#### RECORDS SUPPLIED ####

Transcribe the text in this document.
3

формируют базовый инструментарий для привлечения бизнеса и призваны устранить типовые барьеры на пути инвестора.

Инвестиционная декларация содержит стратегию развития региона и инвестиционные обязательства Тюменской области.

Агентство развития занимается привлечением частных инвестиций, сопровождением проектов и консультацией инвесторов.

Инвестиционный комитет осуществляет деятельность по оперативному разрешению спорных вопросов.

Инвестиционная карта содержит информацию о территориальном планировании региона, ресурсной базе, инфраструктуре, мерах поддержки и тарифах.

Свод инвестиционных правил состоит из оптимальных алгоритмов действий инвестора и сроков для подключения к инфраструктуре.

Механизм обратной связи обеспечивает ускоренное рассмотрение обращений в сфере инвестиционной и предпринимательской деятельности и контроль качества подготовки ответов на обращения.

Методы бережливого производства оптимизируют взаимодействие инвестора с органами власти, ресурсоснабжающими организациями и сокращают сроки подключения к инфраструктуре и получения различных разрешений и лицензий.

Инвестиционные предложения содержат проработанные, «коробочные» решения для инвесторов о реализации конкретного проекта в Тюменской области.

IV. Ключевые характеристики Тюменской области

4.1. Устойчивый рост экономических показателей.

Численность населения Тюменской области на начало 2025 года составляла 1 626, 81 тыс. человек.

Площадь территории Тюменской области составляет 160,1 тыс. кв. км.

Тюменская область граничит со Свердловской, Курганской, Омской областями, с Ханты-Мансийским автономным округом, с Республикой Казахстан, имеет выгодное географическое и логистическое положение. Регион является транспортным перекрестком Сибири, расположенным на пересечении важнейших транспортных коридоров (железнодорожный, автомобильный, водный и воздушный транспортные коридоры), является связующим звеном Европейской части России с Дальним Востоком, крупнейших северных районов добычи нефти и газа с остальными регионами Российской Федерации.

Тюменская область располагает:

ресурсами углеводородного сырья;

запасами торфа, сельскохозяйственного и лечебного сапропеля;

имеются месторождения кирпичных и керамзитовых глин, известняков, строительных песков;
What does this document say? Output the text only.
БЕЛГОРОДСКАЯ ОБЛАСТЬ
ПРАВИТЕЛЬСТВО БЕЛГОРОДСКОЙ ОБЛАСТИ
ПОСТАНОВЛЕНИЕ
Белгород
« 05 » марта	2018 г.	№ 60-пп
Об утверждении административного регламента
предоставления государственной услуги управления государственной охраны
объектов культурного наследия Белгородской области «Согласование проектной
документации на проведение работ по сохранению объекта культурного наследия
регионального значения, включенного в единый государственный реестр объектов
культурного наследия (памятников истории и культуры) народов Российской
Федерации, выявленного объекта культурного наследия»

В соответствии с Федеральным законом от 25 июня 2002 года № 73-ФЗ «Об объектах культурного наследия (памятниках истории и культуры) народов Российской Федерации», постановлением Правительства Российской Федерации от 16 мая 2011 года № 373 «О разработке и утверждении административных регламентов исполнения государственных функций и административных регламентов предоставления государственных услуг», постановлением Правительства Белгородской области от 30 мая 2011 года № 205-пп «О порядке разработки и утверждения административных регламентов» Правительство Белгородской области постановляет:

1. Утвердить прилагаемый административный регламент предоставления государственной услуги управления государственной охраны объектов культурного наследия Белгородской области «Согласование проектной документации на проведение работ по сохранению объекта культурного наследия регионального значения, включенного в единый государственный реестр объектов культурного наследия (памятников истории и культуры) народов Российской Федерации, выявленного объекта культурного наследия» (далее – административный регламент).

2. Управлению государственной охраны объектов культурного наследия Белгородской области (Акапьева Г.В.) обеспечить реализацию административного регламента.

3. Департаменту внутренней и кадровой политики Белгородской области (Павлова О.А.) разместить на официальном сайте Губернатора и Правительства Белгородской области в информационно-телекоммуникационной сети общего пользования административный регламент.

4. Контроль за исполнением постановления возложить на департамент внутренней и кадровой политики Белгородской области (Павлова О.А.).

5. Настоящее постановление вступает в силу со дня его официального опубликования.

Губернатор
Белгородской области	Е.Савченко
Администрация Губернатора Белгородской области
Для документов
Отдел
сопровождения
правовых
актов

####

• _AIM OF THE TASK_:
Count how many lines above include the word "включенного" and answer with that figure only.

• _RESPONSE TO THIS TASK_:
2